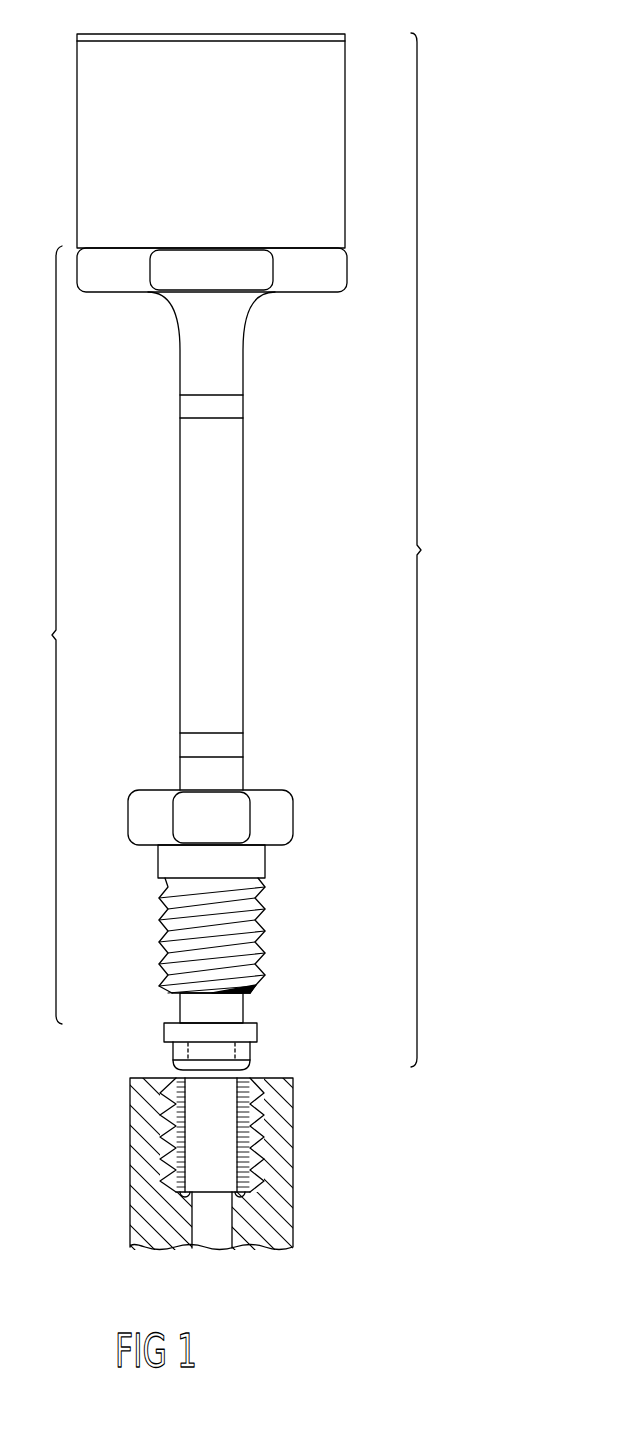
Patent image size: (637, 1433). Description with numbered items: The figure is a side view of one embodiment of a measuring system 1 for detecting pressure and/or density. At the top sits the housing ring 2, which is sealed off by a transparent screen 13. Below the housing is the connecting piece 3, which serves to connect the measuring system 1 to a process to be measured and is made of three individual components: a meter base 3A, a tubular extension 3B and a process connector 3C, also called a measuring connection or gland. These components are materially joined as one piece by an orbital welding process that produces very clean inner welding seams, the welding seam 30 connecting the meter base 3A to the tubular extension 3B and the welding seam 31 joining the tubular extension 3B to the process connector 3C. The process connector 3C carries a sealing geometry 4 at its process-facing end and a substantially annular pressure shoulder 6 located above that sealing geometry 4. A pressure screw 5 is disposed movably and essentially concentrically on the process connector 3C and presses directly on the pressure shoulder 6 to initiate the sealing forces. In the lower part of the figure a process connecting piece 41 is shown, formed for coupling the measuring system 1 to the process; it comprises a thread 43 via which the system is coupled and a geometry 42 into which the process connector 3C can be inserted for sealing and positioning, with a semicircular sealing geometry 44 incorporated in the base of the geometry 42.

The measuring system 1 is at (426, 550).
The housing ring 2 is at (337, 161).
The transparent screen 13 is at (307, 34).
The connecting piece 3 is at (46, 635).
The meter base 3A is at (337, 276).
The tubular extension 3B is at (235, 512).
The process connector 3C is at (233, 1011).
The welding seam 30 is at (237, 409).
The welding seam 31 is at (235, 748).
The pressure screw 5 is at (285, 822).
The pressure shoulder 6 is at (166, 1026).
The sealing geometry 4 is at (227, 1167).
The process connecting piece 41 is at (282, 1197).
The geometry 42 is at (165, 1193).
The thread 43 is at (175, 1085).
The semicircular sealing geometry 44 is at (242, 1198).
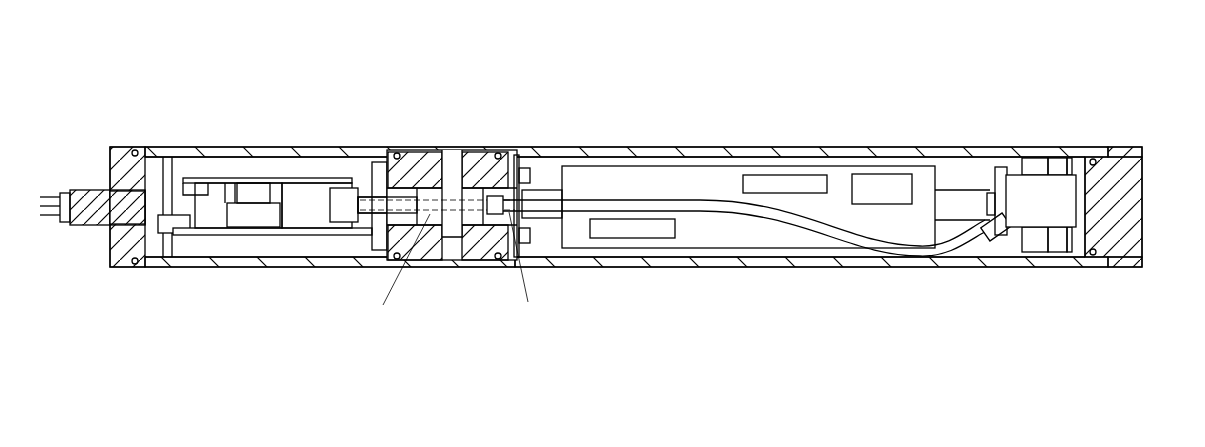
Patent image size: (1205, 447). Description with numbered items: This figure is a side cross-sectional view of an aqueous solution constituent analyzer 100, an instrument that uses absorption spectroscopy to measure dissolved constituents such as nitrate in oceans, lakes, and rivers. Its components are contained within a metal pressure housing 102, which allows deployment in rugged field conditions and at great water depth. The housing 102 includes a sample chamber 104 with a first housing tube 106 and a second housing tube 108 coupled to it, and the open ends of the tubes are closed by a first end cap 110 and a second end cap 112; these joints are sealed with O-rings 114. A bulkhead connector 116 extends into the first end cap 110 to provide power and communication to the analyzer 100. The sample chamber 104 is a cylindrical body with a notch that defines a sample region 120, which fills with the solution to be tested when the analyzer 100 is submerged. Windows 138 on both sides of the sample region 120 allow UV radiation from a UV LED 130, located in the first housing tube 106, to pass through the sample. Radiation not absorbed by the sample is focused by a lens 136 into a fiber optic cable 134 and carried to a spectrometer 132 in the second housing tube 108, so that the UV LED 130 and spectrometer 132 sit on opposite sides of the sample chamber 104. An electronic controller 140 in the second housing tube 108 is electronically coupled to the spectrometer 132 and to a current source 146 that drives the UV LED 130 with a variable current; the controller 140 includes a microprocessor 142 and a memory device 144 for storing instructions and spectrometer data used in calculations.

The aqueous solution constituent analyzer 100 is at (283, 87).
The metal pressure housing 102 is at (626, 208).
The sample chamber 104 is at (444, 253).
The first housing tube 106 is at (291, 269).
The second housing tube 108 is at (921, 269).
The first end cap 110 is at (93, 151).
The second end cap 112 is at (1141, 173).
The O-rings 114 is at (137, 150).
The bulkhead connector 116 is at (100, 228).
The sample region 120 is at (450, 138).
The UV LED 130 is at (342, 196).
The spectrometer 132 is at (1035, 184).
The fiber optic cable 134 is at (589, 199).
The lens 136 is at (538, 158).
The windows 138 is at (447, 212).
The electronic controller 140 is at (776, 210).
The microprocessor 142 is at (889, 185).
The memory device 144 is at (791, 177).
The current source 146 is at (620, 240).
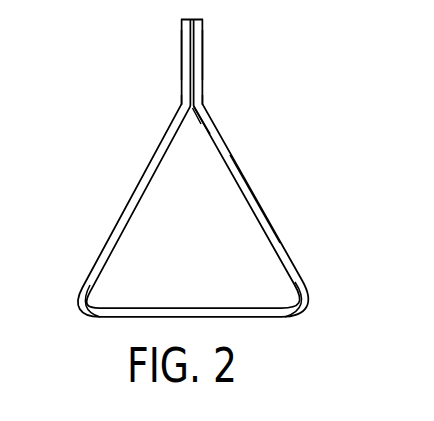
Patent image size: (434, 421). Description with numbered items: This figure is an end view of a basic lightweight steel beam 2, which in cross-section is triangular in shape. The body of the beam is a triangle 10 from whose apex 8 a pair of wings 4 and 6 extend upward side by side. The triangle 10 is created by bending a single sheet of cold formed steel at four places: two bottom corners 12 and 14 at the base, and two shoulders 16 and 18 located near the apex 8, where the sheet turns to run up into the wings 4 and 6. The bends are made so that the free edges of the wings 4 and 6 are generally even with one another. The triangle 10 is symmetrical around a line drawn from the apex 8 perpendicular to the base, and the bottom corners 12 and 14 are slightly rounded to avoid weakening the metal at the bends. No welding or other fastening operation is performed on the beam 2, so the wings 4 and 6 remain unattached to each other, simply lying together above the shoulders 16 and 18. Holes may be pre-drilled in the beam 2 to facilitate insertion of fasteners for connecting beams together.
----
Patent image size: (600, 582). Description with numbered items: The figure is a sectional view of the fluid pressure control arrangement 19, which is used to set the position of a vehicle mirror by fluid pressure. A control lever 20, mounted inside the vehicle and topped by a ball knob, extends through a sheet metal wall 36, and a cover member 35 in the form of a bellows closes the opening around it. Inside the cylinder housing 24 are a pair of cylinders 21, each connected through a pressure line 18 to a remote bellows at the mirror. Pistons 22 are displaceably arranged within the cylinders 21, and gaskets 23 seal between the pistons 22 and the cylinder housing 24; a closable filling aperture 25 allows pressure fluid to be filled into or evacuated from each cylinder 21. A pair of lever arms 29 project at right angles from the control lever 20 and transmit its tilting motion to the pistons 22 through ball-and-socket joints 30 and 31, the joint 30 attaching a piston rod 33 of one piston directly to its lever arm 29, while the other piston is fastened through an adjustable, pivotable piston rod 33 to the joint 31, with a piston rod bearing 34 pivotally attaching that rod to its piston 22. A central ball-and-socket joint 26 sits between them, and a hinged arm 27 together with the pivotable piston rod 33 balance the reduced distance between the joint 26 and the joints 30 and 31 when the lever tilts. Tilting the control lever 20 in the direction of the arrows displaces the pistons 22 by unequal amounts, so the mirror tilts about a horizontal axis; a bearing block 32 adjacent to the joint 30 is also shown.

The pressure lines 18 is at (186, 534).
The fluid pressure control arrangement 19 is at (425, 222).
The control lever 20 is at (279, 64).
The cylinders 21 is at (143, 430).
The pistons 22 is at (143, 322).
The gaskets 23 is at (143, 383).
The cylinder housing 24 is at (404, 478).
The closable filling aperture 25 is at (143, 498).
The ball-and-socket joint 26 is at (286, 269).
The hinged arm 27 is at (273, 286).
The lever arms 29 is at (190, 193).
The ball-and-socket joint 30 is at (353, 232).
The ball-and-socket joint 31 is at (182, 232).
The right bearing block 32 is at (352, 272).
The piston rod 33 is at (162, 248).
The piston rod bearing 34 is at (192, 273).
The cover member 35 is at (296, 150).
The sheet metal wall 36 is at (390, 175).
----
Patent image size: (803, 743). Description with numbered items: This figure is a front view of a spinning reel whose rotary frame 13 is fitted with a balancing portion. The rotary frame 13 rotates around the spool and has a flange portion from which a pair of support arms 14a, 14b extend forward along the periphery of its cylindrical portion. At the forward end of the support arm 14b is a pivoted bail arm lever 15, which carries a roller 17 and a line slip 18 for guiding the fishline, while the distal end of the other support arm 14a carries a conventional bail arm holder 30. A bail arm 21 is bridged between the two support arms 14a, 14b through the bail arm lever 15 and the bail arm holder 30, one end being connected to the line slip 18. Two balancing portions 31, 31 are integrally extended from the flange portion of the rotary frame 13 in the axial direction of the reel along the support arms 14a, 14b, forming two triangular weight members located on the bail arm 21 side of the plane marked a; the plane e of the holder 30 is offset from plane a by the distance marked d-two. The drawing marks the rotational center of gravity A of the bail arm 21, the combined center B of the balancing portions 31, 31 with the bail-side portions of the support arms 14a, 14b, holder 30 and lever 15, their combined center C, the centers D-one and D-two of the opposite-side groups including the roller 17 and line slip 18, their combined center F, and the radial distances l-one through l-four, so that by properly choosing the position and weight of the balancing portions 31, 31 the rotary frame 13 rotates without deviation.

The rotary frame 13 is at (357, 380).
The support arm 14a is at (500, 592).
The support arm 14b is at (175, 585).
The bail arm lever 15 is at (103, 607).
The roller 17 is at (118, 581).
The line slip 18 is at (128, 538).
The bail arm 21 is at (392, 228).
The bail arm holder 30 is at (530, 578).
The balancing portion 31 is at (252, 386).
----
→ **What is asked**: Please write out the lines starting with the line that contains "Patent image size: (803, 743)." and going on through the line that contains "The support arm 14b is at (175, 585).", keeping each one unchanged.

→ **The answer**:
Patent image size: (803, 743). Description with numbered items: This figure is a front view of a spinning reel whose rotary frame 13 is fitted with a balancing portion. The rotary frame 13 rotates around the spool and has a flange portion from which a pair of support arms 14a, 14b extend forward along the periphery of its cylindrical portion. At the forward end of the support arm 14b is a pivoted bail arm lever 15, which carries a roller 17 and a line slip 18 for guiding the fishline, while the distal end of the other support arm 14a carries a conventional bail arm holder 30. A bail arm 21 is bridged between the two support arms 14a, 14b through the bail arm lever 15 and the bail arm holder 30, one end being connected to the line slip 18. Two balancing portions 31, 31 are integrally extended from the flange portion of the rotary frame 13 in the axial direction of the reel along the support arms 14a, 14b, forming two triangular weight members located on the bail arm 21 side of the plane marked a; the plane e of the holder 30 is offset from plane a by the distance marked d-two. The drawing marks the rotational center of gravity A of the bail arm 21, the combined center B of the balancing portions 31, 31 with the bail-side portions of the support arms 14a, 14b, holder 30 and lever 15, their combined center C, the centers D-one and D-two of the opposite-side groups including the roller 17 and line slip 18, their combined center F, and the radial distances l-one through l-four, so that by properly choosing the position and weight of the balancing portions 31, 31 the rotary frame 13 rotates without deviation.

The rotary frame 13 is at (357, 380).
The support arm 14a is at (500, 592).
The support arm 14b is at (175, 585).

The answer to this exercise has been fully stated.